Given instruction -> Search the material for the word "this" and report each line where it turns up.
### Input records
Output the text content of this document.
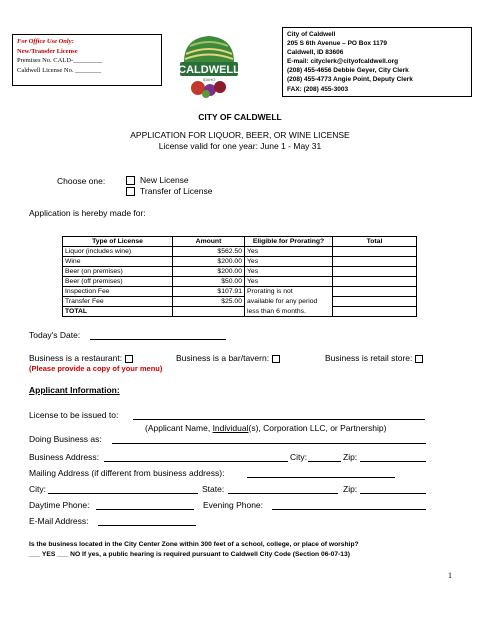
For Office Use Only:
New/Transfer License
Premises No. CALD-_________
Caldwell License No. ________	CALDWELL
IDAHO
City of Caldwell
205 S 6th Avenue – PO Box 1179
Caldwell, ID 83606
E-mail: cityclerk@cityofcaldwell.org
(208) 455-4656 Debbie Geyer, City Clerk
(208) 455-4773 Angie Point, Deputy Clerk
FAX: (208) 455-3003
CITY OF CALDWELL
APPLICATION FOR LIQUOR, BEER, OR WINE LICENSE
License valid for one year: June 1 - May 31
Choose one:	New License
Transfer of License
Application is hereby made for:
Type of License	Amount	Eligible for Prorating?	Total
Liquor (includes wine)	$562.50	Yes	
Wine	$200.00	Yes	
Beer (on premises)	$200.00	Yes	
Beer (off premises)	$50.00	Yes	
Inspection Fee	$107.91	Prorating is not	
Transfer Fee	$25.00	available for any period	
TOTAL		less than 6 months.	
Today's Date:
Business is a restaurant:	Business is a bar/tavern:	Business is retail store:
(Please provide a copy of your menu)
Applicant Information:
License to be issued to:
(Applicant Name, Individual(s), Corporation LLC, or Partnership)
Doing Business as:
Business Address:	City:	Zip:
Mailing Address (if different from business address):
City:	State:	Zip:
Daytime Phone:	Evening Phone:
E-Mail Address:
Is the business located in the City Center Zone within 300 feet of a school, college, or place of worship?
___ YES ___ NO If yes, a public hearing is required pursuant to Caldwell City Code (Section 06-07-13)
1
######
### Input records
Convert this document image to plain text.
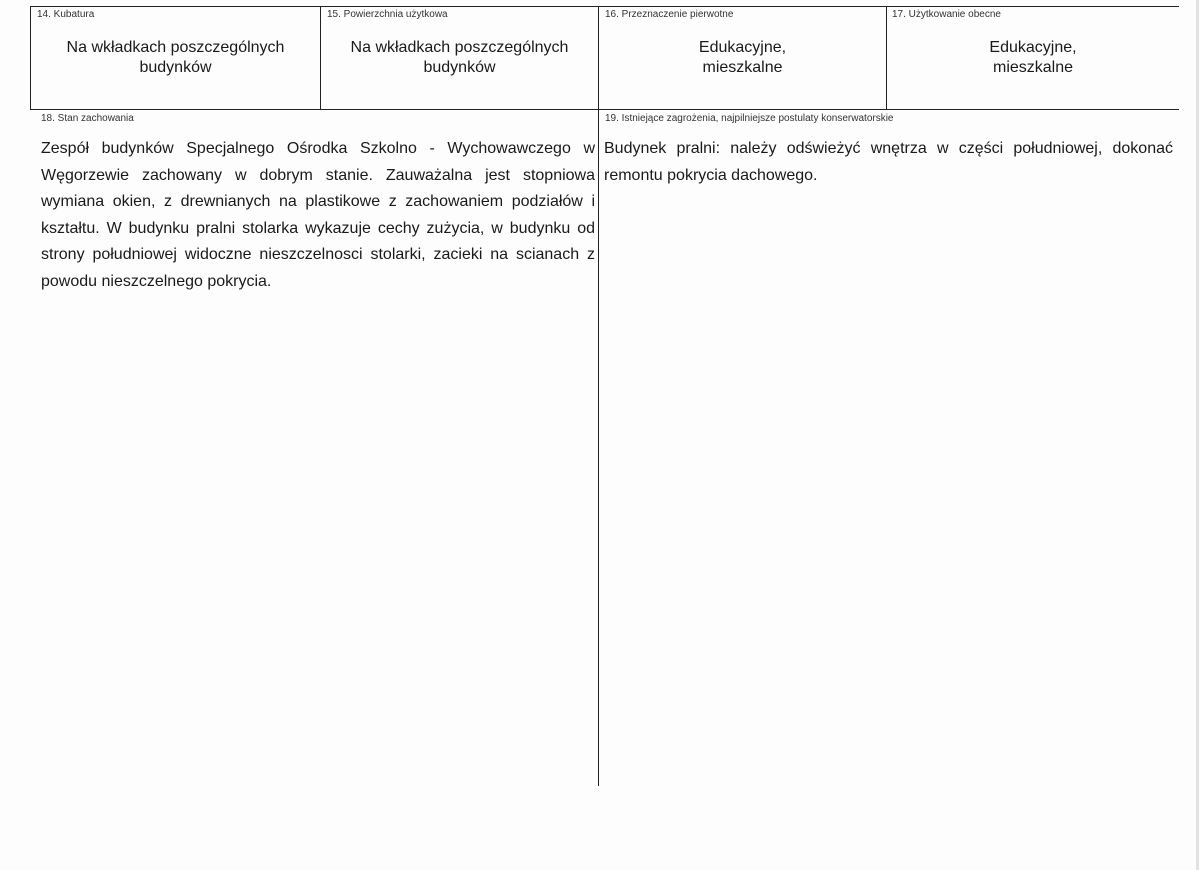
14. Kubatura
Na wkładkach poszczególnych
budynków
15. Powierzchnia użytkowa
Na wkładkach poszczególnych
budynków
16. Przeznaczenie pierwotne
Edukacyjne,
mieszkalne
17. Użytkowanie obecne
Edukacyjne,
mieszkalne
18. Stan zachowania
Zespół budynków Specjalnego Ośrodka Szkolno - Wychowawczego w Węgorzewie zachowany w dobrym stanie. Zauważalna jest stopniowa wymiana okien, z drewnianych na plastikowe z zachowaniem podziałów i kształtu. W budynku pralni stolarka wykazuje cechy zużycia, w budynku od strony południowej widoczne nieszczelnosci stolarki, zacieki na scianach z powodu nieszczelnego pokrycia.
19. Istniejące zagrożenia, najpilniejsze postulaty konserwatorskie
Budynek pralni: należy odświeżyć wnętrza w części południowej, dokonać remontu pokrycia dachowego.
######
Finished answer ->
Output the text content of this document.
Convert this document image to plain text.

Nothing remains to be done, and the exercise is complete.